--- Start Data section ---

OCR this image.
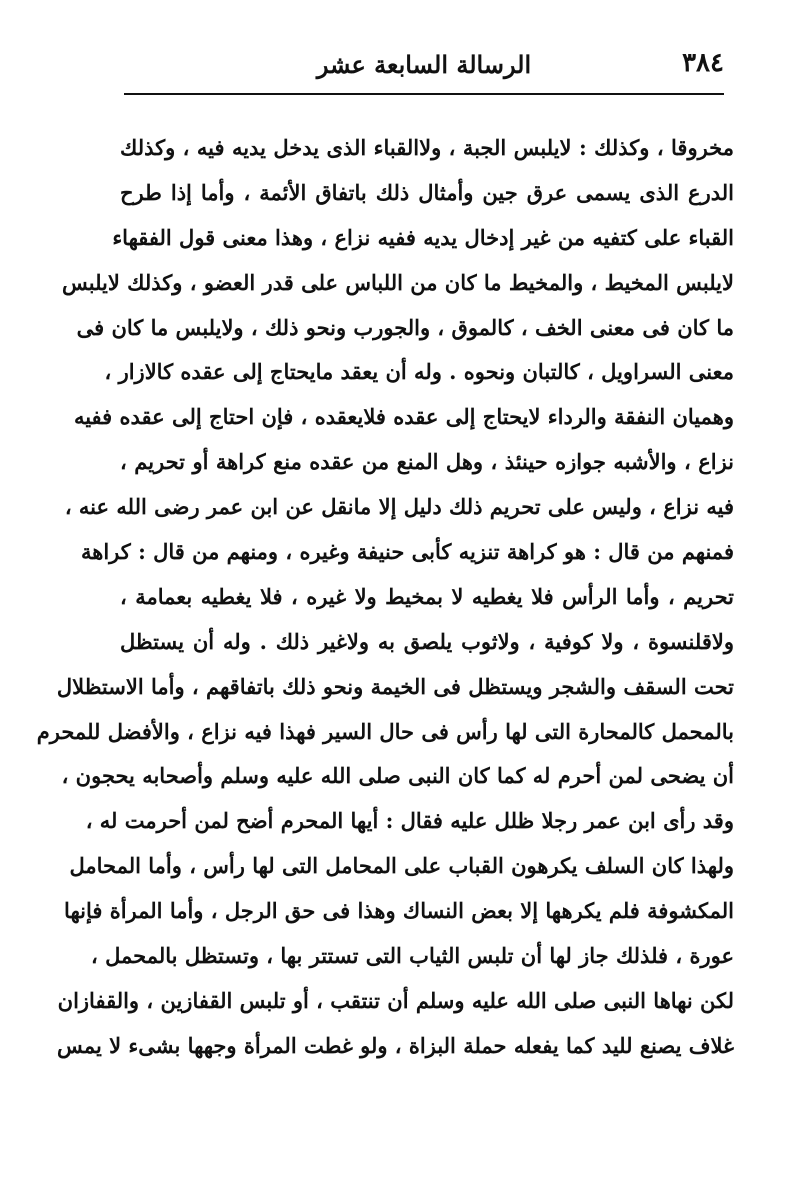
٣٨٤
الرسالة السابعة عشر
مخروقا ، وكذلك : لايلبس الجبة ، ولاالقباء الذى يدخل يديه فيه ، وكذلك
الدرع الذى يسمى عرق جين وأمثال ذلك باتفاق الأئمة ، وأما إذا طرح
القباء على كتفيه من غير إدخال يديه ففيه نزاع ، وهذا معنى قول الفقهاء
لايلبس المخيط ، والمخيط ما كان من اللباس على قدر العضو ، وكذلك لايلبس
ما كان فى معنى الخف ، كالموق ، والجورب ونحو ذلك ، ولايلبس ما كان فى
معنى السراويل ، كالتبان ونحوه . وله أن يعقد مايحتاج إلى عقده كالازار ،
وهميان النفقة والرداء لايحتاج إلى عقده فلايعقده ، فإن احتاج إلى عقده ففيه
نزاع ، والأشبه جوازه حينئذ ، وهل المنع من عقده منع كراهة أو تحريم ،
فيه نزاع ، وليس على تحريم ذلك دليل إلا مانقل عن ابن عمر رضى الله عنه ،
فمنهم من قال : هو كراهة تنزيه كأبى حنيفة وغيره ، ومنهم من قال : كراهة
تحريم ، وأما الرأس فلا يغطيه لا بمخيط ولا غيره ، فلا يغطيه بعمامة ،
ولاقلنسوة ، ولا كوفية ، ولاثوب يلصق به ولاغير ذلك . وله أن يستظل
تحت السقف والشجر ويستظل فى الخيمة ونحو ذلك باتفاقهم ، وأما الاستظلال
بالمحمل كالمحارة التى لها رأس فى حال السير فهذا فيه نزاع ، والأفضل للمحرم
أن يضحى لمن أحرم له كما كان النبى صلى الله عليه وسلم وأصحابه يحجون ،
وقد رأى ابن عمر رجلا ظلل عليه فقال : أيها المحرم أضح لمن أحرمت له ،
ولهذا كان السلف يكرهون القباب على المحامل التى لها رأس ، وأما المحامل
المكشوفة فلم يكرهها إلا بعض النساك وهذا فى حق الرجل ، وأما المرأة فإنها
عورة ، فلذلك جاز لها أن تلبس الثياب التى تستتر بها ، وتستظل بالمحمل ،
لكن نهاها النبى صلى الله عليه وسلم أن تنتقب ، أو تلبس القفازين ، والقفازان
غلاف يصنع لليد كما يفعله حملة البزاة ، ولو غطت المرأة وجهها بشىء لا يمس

--- End Data section ---
--- Start Data section ---

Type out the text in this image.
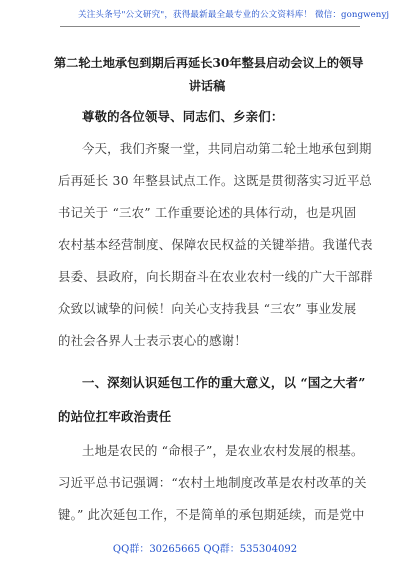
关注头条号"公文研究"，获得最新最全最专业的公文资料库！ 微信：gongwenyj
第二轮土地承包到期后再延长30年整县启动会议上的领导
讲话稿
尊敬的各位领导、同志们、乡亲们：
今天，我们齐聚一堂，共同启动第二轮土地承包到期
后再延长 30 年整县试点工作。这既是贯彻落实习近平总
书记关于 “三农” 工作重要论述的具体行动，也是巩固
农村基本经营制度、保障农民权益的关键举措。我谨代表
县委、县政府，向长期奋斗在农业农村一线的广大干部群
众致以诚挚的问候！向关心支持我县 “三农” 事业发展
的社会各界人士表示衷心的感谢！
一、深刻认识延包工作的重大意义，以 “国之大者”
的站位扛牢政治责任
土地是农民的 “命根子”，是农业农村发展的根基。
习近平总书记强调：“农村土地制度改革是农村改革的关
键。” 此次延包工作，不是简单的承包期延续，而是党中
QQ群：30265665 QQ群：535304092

--- End Data section ---

> _Given task_
Tally up the lines with the word "تحريم" in them, and answer with that number by itself.

> _Right answer_
3